▶ [TASK INSTRUCTIONS]
[1] According to the book review, where did Anna immigrate from, and to which country?
[2] List the things the book review says women can do in the Women's Circle.
[3] Continue the review of The Women's Circle from its last sentence.

Books & Literature

Book Review: The Women’s Circle, by Karyn Sepulveda

WOMEN’S FICTION: Anna has just completed an eight-year prison sentence for selling drugs. Now she must find a new path and her search takes her to the Women’s Circle, a safe space where women can be together, confide in one another, and begin to heal.

The book version of a big warm cuddle.
4.5

In the wake of the Me Too movement, we now understand just how powerful women can be when they unite as one. While women’s rights have come a long way from where they began, we still need examples of positive female relationships to look up to in pop culture. We need inspiring female characters who are empowered to take control of their own lives.

We need books like The Women’s Circle.

This heart-warming story follows Anna, a Chilean immigrant to Australia who has just completed an eight-year prison sentence for selling drugs. A lost soul with many aching wounds and a heavy conscience, Anna must find a new path. Her search takes her to the Women’s Circle, a safe space where women can be together, confide in one another, and begin to heal.

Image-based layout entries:
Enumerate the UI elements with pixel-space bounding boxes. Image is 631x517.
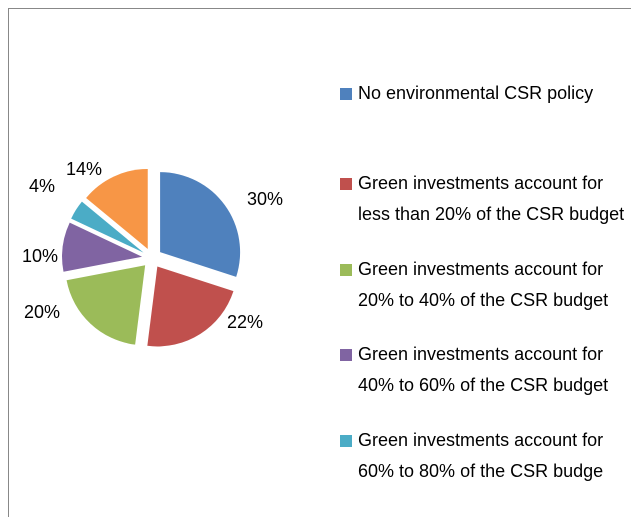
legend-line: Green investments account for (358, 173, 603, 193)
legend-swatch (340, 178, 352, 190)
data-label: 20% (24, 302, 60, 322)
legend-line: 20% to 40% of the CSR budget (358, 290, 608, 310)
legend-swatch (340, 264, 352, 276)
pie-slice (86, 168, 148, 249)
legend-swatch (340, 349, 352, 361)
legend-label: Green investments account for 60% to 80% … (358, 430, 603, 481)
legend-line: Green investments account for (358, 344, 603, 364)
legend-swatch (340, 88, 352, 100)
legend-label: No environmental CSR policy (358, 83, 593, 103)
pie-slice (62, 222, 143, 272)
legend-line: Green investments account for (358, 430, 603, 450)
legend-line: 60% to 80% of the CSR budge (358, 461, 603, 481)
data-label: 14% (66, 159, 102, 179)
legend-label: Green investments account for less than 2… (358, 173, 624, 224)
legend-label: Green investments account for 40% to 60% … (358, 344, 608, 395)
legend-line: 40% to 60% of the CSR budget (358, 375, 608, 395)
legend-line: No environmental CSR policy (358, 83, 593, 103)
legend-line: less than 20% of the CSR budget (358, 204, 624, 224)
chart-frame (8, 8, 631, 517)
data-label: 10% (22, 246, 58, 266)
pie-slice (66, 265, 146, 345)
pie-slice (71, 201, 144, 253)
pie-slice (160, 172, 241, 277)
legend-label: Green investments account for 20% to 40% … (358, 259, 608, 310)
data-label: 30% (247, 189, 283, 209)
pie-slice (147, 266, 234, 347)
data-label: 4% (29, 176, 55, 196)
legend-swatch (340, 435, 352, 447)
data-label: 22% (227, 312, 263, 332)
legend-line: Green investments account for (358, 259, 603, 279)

▶ [FINAL RESULTS]
[1] Anna is a Chilean immigrant to Australia.

[2]
- Be together
- Confide in one another
- Begin to heal

[3]
Interlaced between Anna’s narration comes the voice of Aisleen—a woman living in 18th-century England at a time when women are severely oppressed and forbidden from talking to one another. Anna tunes into Aisleen’s story after connecting with a crystal at the Women’s Circle, and a bond between these two women fighting such different battles is formed. 

At first, the reader might wonder what the real connection is between Anna and Aisleen, why they’re able to sense each other, and what they have to learn from it. I wasn’t disappointed with the answers and I’m sure you won’t be either. 

Anna is the perfect example of a flawed protagonist. Not every reader can empathise with the specifics of her journey, but she experiences emotions and vulnerabilities that are universal: love clouding our judgment, wishing to change the past, and wondering how the hell we ended up so far from the life we’d planned. It was a joy to witness her wild transformation, from beginning to end. 

As a society, we’re often quick to judge people like Anna, who get so lost that it almost seems like there’s no coming back. But through her journey, including flashbacks to her earlier life, author Karyn Sepulveda shows us how easy it is to get lost. She highlights the harsh reality of having to live life as that person who made such terrible mistakes. And she explores the idea that people aren’t either exclusively good or exclusively bad, but complicated. Anyone can end up anywhere if the dice rolls that way.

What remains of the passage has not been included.